- **DATA EXCERPTS**:
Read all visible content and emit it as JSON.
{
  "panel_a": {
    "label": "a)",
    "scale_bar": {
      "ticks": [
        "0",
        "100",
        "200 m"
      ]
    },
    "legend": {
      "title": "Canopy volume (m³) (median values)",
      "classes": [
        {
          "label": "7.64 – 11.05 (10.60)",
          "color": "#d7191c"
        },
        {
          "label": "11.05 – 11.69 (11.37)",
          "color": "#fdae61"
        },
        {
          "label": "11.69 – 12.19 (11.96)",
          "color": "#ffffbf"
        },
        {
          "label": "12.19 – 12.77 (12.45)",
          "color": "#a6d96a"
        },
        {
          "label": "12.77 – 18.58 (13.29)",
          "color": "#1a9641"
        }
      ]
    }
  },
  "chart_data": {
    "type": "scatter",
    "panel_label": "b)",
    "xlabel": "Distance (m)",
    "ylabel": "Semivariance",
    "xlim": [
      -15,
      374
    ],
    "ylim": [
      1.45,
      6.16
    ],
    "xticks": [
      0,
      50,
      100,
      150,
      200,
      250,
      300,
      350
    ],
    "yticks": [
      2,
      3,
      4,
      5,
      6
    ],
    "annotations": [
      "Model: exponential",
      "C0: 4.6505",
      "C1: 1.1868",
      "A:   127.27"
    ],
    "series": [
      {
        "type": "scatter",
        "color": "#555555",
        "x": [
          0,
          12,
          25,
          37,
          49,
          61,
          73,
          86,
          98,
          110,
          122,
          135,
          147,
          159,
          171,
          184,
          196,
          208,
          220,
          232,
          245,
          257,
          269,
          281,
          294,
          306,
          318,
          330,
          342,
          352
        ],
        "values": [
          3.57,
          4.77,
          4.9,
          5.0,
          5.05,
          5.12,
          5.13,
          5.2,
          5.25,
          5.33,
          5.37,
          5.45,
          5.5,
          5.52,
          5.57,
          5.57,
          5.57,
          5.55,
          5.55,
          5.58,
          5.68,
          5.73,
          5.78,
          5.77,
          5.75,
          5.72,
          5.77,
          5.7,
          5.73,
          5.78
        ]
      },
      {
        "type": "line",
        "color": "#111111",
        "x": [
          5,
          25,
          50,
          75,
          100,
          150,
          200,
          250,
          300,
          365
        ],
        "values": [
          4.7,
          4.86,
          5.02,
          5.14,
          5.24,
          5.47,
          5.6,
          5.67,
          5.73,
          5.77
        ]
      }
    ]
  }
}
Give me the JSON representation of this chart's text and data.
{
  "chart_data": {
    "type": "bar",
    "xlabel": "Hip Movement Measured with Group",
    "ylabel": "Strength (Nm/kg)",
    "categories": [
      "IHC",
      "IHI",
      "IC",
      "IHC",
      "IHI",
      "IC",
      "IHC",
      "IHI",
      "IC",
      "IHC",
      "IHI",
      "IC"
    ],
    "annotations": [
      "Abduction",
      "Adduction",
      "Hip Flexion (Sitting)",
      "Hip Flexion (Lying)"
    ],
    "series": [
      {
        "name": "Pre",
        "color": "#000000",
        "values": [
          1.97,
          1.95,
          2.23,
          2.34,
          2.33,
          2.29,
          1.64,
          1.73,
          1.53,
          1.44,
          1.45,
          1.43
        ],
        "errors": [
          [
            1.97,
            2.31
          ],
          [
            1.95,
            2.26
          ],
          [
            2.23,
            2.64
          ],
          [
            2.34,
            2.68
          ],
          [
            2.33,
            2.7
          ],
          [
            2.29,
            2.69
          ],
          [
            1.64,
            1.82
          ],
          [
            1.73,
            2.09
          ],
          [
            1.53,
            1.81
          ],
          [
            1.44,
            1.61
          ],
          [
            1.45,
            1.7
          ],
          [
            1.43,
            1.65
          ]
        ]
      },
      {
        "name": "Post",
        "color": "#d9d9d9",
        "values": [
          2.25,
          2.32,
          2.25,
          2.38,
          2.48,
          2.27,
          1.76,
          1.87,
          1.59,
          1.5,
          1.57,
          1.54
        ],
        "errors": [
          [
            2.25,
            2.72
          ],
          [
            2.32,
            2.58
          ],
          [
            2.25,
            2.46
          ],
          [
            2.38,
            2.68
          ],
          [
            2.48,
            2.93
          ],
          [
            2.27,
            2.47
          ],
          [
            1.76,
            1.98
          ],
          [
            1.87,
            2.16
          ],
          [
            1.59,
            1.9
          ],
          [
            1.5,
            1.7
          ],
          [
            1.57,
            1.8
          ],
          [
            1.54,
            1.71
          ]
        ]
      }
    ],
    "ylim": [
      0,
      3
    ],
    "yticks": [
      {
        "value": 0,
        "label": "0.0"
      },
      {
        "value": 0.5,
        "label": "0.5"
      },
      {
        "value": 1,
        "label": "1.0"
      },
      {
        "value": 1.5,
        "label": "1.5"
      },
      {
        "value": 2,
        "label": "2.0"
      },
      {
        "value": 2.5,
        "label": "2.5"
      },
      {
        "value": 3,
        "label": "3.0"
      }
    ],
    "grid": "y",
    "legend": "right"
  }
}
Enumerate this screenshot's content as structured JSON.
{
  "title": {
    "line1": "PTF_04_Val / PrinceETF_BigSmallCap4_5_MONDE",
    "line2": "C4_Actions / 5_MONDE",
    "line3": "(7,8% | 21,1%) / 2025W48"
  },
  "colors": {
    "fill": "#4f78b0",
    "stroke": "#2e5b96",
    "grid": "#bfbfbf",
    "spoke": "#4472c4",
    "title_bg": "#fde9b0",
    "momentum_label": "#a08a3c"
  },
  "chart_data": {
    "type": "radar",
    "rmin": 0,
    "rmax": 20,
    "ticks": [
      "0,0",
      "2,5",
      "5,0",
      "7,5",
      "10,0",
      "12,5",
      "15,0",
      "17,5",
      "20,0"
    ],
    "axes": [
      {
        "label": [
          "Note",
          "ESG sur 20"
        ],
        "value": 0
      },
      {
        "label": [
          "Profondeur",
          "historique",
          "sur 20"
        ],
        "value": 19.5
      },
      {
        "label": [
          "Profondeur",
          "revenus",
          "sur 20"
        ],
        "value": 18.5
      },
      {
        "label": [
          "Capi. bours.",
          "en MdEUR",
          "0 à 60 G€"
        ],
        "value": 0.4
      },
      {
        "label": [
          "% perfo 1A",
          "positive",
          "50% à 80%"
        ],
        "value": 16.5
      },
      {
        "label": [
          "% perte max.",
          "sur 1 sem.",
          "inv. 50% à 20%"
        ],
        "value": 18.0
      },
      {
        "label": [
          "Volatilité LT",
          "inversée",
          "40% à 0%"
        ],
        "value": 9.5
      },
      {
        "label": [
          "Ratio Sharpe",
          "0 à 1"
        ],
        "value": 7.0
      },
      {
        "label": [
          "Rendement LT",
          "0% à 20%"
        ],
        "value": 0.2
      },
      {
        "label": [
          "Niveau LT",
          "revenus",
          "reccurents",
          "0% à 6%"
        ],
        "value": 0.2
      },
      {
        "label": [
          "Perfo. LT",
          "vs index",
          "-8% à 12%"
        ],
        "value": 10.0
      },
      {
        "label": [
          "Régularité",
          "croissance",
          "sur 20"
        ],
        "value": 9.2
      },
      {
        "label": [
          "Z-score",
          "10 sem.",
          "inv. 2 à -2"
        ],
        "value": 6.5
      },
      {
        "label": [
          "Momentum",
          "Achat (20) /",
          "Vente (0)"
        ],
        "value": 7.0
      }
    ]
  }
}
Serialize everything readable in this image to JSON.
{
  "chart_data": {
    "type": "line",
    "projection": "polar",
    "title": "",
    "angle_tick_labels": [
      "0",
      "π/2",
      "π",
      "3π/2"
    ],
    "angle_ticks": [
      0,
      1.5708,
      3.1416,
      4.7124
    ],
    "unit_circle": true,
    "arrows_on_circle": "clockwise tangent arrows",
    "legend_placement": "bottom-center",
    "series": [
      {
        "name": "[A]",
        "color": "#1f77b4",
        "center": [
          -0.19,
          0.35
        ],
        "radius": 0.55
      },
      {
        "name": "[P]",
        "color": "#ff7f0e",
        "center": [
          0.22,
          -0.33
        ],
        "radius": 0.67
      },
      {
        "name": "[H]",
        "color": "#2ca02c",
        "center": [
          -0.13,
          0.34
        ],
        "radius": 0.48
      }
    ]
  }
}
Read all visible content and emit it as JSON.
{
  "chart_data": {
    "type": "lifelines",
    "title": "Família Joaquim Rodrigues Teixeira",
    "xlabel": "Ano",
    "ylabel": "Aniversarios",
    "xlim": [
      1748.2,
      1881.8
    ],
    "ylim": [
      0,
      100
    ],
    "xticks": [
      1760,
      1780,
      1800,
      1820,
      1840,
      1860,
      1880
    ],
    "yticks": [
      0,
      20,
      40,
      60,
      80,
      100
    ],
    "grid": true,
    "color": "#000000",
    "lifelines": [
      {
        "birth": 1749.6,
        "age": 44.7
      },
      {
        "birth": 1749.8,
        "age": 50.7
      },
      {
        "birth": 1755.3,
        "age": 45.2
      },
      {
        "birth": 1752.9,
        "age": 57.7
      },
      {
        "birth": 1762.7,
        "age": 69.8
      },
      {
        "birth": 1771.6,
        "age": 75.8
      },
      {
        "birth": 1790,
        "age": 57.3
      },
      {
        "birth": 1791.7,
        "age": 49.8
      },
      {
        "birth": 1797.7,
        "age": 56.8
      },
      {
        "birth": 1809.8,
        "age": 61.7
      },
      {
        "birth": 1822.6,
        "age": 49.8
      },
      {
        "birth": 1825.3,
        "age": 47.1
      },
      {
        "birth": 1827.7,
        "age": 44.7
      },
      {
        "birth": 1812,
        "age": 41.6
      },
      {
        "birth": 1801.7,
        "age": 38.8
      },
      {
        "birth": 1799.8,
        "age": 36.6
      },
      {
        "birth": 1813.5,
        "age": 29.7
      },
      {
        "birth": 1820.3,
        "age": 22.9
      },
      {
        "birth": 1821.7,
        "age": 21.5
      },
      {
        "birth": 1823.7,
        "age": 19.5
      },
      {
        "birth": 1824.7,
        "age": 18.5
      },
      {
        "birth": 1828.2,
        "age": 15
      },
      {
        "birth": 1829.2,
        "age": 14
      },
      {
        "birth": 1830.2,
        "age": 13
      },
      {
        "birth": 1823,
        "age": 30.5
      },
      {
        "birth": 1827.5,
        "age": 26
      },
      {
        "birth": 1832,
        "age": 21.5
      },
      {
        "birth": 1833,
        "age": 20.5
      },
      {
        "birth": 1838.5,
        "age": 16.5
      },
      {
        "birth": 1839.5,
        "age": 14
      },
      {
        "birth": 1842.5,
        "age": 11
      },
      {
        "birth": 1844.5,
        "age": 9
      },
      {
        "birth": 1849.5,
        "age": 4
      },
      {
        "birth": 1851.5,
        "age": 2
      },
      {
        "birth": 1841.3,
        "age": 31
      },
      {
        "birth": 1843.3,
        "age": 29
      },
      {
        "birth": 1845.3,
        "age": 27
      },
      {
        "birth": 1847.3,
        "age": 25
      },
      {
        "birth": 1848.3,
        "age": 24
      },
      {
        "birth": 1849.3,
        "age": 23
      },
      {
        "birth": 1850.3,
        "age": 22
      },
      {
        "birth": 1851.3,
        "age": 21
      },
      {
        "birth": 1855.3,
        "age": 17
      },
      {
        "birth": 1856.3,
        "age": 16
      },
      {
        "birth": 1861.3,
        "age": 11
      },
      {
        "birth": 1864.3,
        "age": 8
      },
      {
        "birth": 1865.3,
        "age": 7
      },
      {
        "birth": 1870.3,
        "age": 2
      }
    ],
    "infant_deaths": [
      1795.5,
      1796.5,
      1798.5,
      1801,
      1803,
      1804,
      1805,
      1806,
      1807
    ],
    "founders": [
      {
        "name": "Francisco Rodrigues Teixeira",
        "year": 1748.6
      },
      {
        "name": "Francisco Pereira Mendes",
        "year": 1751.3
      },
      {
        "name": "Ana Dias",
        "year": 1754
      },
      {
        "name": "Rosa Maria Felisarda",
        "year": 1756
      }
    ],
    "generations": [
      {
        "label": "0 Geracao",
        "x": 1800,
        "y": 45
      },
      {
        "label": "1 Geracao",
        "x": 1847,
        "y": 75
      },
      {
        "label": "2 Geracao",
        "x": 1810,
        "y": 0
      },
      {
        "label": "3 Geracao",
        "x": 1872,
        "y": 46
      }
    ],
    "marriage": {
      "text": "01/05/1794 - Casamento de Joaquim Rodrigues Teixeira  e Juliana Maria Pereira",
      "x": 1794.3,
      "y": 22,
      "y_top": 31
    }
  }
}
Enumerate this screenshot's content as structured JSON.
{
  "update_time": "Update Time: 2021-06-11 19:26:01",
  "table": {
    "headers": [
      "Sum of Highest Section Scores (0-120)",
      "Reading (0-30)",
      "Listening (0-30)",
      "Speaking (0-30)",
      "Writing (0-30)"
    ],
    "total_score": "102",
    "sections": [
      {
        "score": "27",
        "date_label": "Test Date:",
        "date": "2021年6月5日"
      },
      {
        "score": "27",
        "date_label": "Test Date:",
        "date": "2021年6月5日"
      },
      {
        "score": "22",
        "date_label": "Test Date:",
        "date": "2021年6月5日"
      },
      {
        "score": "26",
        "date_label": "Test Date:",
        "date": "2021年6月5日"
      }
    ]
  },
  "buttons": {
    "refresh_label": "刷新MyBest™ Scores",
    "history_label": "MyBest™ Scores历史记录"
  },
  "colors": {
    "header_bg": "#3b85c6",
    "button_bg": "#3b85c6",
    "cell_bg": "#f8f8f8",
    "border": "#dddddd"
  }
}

- **INSTRUCTIONS TO FOLLOW**: A single figure is required: the number of lines above in which the word "Francisco" occurs.

- **SOLUTION**: 2